#### Exercise goal
Below is a set of records. Repeat all of them exactly.

# Start of Input

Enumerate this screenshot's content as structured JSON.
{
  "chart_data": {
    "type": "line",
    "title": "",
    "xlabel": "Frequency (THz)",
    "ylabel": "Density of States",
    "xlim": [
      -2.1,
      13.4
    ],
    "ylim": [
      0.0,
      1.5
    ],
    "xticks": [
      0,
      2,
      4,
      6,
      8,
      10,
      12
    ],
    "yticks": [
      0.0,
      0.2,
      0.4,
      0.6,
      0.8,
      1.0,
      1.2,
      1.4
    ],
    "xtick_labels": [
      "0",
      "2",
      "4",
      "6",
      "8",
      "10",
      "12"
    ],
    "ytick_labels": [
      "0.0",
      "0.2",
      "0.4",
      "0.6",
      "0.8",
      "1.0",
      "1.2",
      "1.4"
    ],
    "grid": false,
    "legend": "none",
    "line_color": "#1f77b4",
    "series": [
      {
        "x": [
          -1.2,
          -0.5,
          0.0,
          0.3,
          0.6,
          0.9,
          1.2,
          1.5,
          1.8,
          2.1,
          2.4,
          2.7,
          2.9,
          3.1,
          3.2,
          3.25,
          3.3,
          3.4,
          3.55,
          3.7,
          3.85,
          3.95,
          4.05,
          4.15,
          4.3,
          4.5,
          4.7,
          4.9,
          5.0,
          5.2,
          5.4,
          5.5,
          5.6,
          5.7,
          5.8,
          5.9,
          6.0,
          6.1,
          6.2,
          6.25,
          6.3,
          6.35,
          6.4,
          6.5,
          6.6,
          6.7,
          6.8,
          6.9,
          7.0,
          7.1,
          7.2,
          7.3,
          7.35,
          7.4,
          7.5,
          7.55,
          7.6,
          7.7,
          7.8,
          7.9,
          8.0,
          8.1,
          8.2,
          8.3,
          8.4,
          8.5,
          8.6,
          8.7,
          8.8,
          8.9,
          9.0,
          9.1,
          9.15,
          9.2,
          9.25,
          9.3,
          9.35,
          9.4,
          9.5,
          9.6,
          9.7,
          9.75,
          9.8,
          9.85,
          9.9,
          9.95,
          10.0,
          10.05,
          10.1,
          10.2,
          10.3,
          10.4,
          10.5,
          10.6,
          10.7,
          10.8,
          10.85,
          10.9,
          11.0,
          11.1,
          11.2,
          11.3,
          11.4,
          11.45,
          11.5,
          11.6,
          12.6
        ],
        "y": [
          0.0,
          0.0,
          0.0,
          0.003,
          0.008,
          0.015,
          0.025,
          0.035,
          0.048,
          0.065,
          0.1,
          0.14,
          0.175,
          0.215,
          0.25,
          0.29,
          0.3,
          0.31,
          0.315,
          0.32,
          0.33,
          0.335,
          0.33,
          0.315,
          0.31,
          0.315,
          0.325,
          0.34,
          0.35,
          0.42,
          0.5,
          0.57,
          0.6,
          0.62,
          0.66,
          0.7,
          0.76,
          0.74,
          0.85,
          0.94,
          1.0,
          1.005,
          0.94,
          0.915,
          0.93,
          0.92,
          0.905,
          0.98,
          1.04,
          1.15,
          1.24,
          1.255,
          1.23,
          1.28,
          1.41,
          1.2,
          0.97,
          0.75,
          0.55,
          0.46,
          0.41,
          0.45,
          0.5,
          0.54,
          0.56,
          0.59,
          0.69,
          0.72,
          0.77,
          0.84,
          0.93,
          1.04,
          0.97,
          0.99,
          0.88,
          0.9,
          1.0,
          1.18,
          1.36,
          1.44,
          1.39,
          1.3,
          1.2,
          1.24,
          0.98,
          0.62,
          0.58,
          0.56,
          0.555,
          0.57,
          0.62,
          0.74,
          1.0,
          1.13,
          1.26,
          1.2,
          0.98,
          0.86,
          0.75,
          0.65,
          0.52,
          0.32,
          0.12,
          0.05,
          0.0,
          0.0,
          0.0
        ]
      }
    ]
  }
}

# End of Input

#### The output
Enumerate this screenshot's content as structured JSON.
{
  "chart_data": {
    "type": "line",
    "title": "",
    "xlabel": "Frequency (THz)",
    "ylabel": "Density of States",
    "xlim": [
      -2.1,
      13.4
    ],
    "ylim": [
      0.0,
      1.5
    ],
    "xticks": [
      0,
      2,
      4,
      6,
      8,
      10,
      12
    ],
    "yticks": [
      0.0,
      0.2,
      0.4,
      0.6,
      0.8,
      1.0,
      1.2,
      1.4
    ],
    "xtick_labels": [
      "0",
      "2",
      "4",
      "6",
      "8",
      "10",
      "12"
    ],
    "ytick_labels": [
      "0.0",
      "0.2",
      "0.4",
      "0.6",
      "0.8",
      "1.0",
      "1.2",
      "1.4"
    ],
    "grid": false,
    "legend": "none",
    "line_color": "#1f77b4",
    "series": [
      {
        "x": [
          -1.2,
          -0.5,
          0.0,
          0.3,
          0.6,
          0.9,
          1.2,
          1.5,
          1.8,
          2.1,
          2.4,
          2.7,
          2.9,
          3.1,
          3.2,
          3.25,
          3.3,
          3.4,
          3.55,
          3.7,
          3.85,
          3.95,
          4.05,
          4.15,
          4.3,
          4.5,
          4.7,
          4.9,
          5.0,
          5.2,
          5.4,
          5.5,
          5.6,
          5.7,
          5.8,
          5.9,
          6.0,
          6.1,
          6.2,
          6.25,
          6.3,
          6.35,
          6.4,
          6.5,
          6.6,
          6.7,
          6.8,
          6.9,
          7.0,
          7.1,
          7.2,
          7.3,
          7.35,
          7.4,
          7.5,
          7.55,
          7.6,
          7.7,
          7.8,
          7.9,
          8.0,
          8.1,
          8.2,
          8.3,
          8.4,
          8.5,
          8.6,
          8.7,
          8.8,
          8.9,
          9.0,
          9.1,
          9.15,
          9.2,
          9.25,
          9.3,
          9.35,
          9.4,
          9.5,
          9.6,
          9.7,
          9.75,
          9.8,
          9.85,
          9.9,
          9.95,
          10.0,
          10.05,
          10.1,
          10.2,
          10.3,
          10.4,
          10.5,
          10.6,
          10.7,
          10.8,
          10.85,
          10.9,
          11.0,
          11.1,
          11.2,
          11.3,
          11.4,
          11.45,
          11.5,
          11.6,
          12.6
        ],
        "y": [
          0.0,
          0.0,
          0.0,
          0.003,
          0.008,
          0.015,
          0.025,
          0.035,
          0.048,
          0.065,
          0.1,
          0.14,
          0.175,
          0.215,
          0.25,
          0.29,
          0.3,
          0.31,
          0.315,
          0.32,
          0.33,
          0.335,
          0.33,
          0.315,
          0.31,
          0.315,
          0.325,
          0.34,
          0.35,
          0.42,
          0.5,
          0.57,
          0.6,
          0.62,
          0.66,
          0.7,
          0.76,
          0.74,
          0.85,
          0.94,
          1.0,
          1.005,
          0.94,
          0.915,
          0.93,
          0.92,
          0.905,
          0.98,
          1.04,
          1.15,
          1.24,
          1.255,
          1.23,
          1.28,
          1.41,
          1.2,
          0.97,
          0.75,
          0.55,
          0.46,
          0.41,
          0.45,
          0.5,
          0.54,
          0.56,
          0.59,
          0.69,
          0.72,
          0.77,
          0.84,
          0.93,
          1.04,
          0.97,
          0.99,
          0.88,
          0.9,
          1.0,
          1.18,
          1.36,
          1.44,
          1.39,
          1.3,
          1.2,
          1.24,
          0.98,
          0.62,
          0.58,
          0.56,
          0.555,
          0.57,
          0.62,
          0.74,
          1.0,
          1.13,
          1.26,
          1.2,
          0.98,
          0.86,
          0.75,
          0.65,
          0.52,
          0.32,
          0.12,
          0.05,
          0.0,
          0.0,
          0.0
        ]
      }
    ]
  }
}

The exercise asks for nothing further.